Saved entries

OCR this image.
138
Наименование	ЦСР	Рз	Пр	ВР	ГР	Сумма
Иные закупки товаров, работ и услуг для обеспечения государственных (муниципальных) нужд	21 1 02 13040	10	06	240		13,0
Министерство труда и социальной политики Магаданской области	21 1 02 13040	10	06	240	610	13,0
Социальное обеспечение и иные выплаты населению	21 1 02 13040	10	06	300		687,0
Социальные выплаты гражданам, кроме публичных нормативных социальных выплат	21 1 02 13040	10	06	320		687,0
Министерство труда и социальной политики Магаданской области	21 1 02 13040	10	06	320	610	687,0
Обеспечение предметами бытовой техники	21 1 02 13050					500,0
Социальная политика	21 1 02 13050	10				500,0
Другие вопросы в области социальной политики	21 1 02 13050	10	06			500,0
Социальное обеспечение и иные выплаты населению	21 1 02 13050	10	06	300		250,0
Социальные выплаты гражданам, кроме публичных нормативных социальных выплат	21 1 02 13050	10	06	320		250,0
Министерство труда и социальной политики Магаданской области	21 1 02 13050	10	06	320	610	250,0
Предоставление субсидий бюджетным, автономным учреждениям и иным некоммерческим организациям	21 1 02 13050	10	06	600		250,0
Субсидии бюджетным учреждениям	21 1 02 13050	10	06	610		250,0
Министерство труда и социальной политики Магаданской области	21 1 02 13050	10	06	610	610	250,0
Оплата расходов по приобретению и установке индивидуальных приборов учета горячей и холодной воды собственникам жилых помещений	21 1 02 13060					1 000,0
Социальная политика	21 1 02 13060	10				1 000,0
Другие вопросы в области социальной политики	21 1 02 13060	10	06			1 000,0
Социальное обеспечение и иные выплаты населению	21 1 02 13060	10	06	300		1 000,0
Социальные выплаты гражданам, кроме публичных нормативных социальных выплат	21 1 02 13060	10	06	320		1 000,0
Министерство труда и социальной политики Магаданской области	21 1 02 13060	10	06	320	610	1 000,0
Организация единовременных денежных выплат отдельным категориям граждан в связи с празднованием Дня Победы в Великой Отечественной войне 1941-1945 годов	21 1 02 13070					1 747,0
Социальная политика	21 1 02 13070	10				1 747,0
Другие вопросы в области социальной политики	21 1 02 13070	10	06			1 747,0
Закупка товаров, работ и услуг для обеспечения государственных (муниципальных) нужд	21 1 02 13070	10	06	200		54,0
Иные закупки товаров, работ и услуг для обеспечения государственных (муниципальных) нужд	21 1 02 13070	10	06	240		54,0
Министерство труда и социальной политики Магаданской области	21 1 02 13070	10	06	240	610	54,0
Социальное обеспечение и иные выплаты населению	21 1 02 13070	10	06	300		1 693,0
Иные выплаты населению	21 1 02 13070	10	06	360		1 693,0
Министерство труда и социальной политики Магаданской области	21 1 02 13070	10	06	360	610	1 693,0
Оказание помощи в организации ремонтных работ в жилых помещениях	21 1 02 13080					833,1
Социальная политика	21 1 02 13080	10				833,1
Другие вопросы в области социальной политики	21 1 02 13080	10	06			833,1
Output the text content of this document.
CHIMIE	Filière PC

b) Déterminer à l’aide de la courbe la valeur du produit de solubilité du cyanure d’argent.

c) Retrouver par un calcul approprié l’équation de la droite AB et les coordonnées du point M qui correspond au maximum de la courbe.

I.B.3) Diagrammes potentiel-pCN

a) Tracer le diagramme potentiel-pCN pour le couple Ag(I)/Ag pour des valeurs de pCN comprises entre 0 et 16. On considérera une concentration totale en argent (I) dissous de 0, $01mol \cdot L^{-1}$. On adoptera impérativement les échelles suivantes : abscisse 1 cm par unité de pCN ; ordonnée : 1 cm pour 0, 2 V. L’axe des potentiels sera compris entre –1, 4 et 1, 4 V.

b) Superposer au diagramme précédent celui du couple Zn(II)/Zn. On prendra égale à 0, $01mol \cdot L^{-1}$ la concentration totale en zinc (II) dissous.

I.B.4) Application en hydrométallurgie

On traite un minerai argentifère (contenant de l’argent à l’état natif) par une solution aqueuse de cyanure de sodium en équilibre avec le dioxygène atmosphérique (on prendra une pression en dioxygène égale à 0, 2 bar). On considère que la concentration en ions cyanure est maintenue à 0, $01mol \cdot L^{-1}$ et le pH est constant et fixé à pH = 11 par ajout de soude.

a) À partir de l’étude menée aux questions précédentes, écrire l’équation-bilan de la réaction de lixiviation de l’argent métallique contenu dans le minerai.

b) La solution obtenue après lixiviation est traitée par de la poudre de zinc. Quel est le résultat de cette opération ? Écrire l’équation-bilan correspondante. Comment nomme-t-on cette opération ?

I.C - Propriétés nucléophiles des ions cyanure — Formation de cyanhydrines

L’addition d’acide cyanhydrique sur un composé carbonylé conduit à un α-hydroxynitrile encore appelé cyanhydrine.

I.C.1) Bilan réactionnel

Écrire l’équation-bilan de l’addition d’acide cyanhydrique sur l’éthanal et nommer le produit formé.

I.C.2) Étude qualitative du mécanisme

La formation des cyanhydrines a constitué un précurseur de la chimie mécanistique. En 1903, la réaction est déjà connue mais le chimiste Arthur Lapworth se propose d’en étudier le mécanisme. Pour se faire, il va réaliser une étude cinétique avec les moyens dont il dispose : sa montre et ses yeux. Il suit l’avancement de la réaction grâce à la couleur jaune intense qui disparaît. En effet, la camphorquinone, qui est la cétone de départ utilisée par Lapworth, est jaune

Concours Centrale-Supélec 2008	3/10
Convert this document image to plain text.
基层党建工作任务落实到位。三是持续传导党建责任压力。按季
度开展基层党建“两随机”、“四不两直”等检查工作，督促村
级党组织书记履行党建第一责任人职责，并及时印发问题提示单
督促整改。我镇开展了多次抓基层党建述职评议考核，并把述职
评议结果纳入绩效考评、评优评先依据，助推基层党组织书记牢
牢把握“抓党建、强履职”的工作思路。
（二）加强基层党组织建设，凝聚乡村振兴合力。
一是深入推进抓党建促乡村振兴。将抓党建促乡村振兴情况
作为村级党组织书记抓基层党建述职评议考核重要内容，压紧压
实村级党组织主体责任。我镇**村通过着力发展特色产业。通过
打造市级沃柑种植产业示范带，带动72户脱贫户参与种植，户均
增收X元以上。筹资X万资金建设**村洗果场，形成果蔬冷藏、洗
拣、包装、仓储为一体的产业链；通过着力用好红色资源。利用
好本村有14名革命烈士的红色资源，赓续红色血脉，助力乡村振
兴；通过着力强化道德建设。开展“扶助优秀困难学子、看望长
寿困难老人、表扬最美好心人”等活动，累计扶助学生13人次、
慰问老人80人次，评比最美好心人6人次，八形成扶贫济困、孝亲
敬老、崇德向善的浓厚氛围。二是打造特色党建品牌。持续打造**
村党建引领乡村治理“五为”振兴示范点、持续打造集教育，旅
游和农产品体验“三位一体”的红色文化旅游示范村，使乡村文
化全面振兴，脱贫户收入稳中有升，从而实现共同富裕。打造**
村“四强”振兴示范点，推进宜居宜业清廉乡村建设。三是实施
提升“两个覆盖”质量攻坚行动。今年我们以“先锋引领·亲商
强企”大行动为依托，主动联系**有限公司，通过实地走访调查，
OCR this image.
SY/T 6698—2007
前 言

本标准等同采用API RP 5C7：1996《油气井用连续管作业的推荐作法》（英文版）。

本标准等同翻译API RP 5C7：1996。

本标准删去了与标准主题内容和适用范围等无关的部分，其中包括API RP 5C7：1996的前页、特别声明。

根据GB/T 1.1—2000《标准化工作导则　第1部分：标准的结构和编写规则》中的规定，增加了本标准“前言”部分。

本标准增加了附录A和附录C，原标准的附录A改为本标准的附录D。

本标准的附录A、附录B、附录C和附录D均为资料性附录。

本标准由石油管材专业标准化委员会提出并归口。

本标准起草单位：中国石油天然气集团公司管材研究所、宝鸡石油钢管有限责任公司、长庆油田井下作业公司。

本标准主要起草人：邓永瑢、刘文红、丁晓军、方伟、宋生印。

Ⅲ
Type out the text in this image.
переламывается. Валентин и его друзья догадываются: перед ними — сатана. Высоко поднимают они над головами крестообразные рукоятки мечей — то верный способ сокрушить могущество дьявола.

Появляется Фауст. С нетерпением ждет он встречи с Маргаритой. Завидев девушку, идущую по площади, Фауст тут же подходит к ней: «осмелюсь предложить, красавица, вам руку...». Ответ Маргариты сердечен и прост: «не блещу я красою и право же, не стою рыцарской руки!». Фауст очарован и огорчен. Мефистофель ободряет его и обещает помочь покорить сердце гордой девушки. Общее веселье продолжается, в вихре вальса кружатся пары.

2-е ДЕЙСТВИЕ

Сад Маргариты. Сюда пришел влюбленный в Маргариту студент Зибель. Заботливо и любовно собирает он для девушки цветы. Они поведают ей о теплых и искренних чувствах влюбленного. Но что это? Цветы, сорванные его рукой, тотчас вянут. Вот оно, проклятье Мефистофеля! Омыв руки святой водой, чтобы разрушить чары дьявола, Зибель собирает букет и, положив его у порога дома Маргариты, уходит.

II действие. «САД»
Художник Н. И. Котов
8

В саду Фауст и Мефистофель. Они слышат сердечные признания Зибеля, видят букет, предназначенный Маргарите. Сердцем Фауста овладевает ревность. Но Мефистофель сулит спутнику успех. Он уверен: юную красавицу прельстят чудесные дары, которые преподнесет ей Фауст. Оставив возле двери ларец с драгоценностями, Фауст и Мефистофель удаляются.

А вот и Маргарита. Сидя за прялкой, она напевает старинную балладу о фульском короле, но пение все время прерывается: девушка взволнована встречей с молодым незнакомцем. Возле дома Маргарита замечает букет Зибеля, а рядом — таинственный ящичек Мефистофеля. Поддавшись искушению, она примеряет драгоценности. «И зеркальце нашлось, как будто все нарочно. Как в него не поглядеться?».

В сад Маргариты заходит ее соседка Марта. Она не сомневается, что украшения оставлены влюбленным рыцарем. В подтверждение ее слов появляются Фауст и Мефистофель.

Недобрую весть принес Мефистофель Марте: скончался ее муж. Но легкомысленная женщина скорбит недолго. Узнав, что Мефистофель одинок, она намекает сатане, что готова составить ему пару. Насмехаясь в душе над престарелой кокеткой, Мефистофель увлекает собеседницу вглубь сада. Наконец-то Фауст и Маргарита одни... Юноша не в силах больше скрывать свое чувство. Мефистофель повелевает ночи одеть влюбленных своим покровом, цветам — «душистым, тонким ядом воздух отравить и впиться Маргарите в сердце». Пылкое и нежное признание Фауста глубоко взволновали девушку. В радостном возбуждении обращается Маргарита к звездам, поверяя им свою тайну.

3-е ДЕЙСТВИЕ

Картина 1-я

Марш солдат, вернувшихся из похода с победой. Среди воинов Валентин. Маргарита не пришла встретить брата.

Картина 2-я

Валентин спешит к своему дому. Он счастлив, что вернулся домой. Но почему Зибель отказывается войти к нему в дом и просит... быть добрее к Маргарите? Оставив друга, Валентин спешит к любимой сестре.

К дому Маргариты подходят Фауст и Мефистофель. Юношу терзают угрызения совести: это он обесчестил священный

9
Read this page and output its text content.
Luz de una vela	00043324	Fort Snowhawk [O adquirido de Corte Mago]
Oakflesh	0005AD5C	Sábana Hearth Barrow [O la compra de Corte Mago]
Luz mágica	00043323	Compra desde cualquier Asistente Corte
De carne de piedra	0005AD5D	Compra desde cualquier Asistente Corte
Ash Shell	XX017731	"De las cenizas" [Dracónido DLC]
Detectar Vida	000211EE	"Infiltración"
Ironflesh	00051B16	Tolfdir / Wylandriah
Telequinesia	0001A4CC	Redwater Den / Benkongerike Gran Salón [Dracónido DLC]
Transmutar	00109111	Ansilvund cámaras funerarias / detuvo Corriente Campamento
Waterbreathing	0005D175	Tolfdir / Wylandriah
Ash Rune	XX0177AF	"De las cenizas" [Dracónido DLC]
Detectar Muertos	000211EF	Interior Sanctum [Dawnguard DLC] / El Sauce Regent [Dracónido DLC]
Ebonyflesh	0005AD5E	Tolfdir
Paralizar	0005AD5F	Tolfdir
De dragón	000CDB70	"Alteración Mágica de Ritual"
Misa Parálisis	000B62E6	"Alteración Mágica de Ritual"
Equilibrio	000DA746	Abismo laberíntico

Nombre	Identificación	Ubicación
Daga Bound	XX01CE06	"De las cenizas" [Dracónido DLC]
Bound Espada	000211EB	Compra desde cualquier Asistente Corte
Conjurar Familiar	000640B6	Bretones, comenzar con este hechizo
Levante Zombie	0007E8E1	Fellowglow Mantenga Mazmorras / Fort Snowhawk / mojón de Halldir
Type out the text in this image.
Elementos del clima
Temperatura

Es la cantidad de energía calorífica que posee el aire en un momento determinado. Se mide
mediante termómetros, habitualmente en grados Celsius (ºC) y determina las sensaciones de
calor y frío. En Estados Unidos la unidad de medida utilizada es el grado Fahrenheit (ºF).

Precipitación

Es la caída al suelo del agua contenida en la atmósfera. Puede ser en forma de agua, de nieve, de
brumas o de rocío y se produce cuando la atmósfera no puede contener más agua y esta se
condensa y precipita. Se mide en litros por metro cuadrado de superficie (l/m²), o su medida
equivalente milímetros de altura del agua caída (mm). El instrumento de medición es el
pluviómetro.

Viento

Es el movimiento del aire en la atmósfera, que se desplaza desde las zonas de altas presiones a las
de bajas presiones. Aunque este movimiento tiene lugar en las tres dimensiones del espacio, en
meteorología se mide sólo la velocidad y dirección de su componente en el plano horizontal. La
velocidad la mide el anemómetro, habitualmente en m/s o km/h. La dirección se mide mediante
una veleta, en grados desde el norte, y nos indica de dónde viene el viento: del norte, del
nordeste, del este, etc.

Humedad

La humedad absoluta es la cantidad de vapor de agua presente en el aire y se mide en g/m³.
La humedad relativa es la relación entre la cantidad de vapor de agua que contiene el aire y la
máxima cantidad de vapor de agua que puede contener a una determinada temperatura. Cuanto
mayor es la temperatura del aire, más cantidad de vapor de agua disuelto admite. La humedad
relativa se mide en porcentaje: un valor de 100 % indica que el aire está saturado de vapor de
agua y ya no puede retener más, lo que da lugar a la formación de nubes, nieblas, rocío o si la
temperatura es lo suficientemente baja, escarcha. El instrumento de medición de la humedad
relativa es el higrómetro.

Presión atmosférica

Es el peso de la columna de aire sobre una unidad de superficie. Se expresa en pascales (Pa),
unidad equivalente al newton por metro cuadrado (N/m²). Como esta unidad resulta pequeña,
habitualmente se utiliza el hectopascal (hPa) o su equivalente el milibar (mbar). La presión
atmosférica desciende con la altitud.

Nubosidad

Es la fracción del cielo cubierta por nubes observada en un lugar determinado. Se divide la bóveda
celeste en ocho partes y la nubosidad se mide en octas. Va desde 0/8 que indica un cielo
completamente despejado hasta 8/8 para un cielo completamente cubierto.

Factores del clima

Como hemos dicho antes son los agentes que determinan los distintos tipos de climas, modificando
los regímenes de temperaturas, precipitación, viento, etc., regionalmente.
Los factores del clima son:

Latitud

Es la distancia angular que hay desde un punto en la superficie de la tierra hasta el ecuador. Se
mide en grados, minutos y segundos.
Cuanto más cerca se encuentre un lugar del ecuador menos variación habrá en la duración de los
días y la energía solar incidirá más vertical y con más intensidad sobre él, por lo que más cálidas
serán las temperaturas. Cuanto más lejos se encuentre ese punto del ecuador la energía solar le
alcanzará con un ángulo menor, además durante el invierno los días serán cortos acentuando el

WHAT THIS TASK INVOLVES:
Gather all lines with the string "dirección" from the data.

FINISHED ANSWER:
meteorología se mide sólo la velocidad y dirección de su componente en el plano horizontal. La
velocidad la mide el anemómetro, habitualmente en m/s o km/h. La dirección se mide mediante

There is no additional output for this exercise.